#### Material to process:
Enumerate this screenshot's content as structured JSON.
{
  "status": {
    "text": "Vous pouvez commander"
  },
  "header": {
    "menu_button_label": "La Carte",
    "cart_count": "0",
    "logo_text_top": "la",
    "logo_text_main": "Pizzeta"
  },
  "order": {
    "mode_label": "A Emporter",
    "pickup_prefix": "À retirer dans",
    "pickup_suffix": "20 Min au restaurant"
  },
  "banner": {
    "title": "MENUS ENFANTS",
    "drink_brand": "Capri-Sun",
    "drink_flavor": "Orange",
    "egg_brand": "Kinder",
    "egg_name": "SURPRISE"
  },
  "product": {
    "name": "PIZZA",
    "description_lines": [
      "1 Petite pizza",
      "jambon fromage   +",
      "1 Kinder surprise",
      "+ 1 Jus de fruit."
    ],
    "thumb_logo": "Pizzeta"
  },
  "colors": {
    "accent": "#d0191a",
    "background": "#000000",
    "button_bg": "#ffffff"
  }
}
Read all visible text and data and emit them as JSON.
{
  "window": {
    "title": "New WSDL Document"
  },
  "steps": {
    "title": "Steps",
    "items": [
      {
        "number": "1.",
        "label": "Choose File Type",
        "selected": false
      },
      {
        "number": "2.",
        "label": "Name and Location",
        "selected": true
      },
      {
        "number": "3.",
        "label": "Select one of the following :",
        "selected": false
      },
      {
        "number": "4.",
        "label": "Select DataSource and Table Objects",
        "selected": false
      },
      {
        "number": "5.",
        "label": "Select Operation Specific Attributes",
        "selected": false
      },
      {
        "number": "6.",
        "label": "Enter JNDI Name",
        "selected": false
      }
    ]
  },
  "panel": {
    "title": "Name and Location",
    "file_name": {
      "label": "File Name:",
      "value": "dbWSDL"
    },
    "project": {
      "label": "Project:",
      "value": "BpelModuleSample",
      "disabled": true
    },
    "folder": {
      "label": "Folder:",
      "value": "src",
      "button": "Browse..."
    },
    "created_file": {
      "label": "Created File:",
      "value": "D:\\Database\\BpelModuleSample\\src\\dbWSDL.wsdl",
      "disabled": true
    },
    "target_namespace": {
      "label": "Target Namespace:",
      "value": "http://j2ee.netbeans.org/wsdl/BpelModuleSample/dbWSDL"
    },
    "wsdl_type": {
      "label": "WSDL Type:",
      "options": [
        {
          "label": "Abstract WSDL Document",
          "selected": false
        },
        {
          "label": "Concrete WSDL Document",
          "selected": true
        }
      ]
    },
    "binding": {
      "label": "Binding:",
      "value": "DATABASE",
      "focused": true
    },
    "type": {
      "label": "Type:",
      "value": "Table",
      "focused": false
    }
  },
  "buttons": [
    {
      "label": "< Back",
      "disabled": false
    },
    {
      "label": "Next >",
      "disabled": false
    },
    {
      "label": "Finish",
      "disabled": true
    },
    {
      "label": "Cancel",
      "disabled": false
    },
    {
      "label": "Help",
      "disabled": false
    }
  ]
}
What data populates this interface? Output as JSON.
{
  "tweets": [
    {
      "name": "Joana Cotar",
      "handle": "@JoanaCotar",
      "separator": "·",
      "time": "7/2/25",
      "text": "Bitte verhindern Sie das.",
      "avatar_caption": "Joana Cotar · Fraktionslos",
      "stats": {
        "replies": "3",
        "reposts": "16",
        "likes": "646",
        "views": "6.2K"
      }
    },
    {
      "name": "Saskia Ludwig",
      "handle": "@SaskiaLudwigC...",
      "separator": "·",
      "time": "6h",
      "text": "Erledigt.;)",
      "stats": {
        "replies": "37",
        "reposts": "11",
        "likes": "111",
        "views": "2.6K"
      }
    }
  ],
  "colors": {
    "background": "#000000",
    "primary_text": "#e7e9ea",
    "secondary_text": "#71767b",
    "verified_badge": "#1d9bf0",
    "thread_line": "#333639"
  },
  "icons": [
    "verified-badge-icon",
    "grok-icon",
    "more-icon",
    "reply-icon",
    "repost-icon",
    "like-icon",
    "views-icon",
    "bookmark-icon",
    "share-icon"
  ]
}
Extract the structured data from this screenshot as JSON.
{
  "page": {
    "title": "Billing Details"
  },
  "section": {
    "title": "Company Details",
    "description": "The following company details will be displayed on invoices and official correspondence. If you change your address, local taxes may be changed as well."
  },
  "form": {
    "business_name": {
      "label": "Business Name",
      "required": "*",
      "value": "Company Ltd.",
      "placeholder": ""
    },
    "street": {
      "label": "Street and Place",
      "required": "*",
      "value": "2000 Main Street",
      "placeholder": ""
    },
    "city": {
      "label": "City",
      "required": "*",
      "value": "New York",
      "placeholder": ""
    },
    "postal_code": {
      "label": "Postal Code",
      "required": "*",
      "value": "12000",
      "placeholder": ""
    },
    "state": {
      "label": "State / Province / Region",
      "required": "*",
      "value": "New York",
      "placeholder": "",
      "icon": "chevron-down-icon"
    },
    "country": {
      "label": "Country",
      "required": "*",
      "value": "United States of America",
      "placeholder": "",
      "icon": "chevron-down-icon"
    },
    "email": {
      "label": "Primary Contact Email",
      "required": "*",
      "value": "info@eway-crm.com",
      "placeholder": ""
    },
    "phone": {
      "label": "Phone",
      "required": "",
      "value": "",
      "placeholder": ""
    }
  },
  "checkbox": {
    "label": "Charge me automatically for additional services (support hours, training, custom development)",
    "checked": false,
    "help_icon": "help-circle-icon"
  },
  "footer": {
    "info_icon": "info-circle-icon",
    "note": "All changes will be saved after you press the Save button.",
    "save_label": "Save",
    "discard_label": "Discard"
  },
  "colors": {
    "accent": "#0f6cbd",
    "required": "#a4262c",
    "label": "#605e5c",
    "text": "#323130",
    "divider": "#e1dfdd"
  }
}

#### Instructions for the task:
Output the data above exactly, please, line for line.

#### The reply:
Enumerate this screenshot's content as structured JSON.
{
  "status": {
    "text": "Vous pouvez commander"
  },
  "header": {
    "menu_button_label": "La Carte",
    "cart_count": "0",
    "logo_text_top": "la",
    "logo_text_main": "Pizzeta"
  },
  "order": {
    "mode_label": "A Emporter",
    "pickup_prefix": "À retirer dans",
    "pickup_suffix": "20 Min au restaurant"
  },
  "banner": {
    "title": "MENUS ENFANTS",
    "drink_brand": "Capri-Sun",
    "drink_flavor": "Orange",
    "egg_brand": "Kinder",
    "egg_name": "SURPRISE"
  },
  "product": {
    "name": "PIZZA",
    "description_lines": [
      "1 Petite pizza",
      "jambon fromage   +",
      "1 Kinder surprise",
      "+ 1 Jus de fruit."
    ],
    "thumb_logo": "Pizzeta"
  },
  "colors": {
    "accent": "#d0191a",
    "background": "#000000",
    "button_bg": "#ffffff"
  }
}
Read all visible text and data and emit them as JSON.
{
  "window": {
    "title": "New WSDL Document"
  },
  "steps": {
    "title": "Steps",
    "items": [
      {
        "number": "1.",
        "label": "Choose File Type",
        "selected": false
      },
      {
        "number": "2.",
        "label": "Name and Location",
        "selected": true
      },
      {
        "number": "3.",
        "label": "Select one of the following :",
        "selected": false
      },
      {
        "number": "4.",
        "label": "Select DataSource and Table Objects",
        "selected": false
      },
      {
        "number": "5.",
        "label": "Select Operation Specific Attributes",
        "selected": false
      },
      {
        "number": "6.",
        "label": "Enter JNDI Name",
        "selected": false
      }
    ]
  },
  "panel": {
    "title": "Name and Location",
    "file_name": {
      "label": "File Name:",
      "value": "dbWSDL"
    },
    "project": {
      "label": "Project:",
      "value": "BpelModuleSample",
      "disabled": true
    },
    "folder": {
      "label": "Folder:",
      "value": "src",
      "button": "Browse..."
    },
    "created_file": {
      "label": "Created File:",
      "value": "D:\\Database\\BpelModuleSample\\src\\dbWSDL.wsdl",
      "disabled": true
    },
    "target_namespace": {
      "label": "Target Namespace:",
      "value": "http://j2ee.netbeans.org/wsdl/BpelModuleSample/dbWSDL"
    },
    "wsdl_type": {
      "label": "WSDL Type:",
      "options": [
        {
          "label": "Abstract WSDL Document",
          "selected": false
        },
        {
          "label": "Concrete WSDL Document",
          "selected": true
        }
      ]
    },
    "binding": {
      "label": "Binding:",
      "value": "DATABASE",
      "focused": true
    },
    "type": {
      "label": "Type:",
      "value": "Table",
      "focused": false
    }
  },
  "buttons": [
    {
      "label": "< Back",
      "disabled": false
    },
    {
      "label": "Next >",
      "disabled": false
    },
    {
      "label": "Finish",
      "disabled": true
    },
    {
      "label": "Cancel",
      "disabled": false
    },
    {
      "label": "Help",
      "disabled": false
    }
  ]
}
What data populates this interface? Output as JSON.
{
  "tweets": [
    {
      "name": "Joana Cotar",
      "handle": "@JoanaCotar",
      "separator": "·",
      "time": "7/2/25",
      "text": "Bitte verhindern Sie das.",
      "avatar_caption": "Joana Cotar · Fraktionslos",
      "stats": {
        "replies": "3",
        "reposts": "16",
        "likes": "646",
        "views": "6.2K"
      }
    },
    {
      "name": "Saskia Ludwig",
      "handle": "@SaskiaLudwigC...",
      "separator": "·",
      "time": "6h",
      "text": "Erledigt.;)",
      "stats": {
        "replies": "37",
        "reposts": "11",
        "likes": "111",
        "views": "2.6K"
      }
    }
  ],
  "colors": {
    "background": "#000000",
    "primary_text": "#e7e9ea",
    "secondary_text": "#71767b",
    "verified_badge": "#1d9bf0",
    "thread_line": "#333639"
  },
  "icons": [
    "verified-badge-icon",
    "grok-icon",
    "more-icon",
    "reply-icon",
    "repost-icon",
    "like-icon",
    "views-icon",
    "bookmark-icon",
    "share-icon"
  ]
}
Extract the structured data from this screenshot as JSON.
{
  "page": {
    "title": "Billing Details"
  },
  "section": {
    "title": "Company Details",
    "description": "The following company details will be displayed on invoices and official correspondence. If you change your address, local taxes may be changed as well."
  },
  "form": {
    "business_name": {
      "label": "Business Name",
      "required": "*",
      "value": "Company Ltd.",
      "placeholder": ""
    },
    "street": {
      "label": "Street and Place",
      "required": "*",
      "value": "2000 Main Street",
      "placeholder": ""
    },
    "city": {
      "label": "City",
      "required": "*",
      "value": "New York",
      "placeholder": ""
    },
    "postal_code": {
      "label": "Postal Code",
      "required": "*",
      "value": "12000",
      "placeholder": ""
    },
    "state": {
      "label": "State / Province / Region",
      "required": "*",
      "value": "New York",
      "placeholder": "",
      "icon": "chevron-down-icon"
    },
    "country": {
      "label": "Country",
      "required": "*",
      "value": "United States of America",
      "placeholder": "",
      "icon": "chevron-down-icon"
    },
    "email": {
      "label": "Primary Contact Email",
      "required": "*",
      "value": "info@eway-crm.com",
      "placeholder": ""
    },
    "phone": {
      "label": "Phone",
      "required": "",
      "value": "",
      "placeholder": ""
    }
  },
  "checkbox": {
    "label": "Charge me automatically for additional services (support hours, training, custom development)",
    "checked": false,
    "help_icon": "help-circle-icon"
  },
  "footer": {
    "info_icon": "info-circle-icon",
    "note": "All changes will be saved after you press the Save button.",
    "save_label": "Save",
    "discard_label": "Discard"
  },
  "colors": {
    "accent": "#0f6cbd",
    "required": "#a4262c",
    "label": "#605e5c",
    "text": "#323130",
    "divider": "#e1dfdd"
  }
}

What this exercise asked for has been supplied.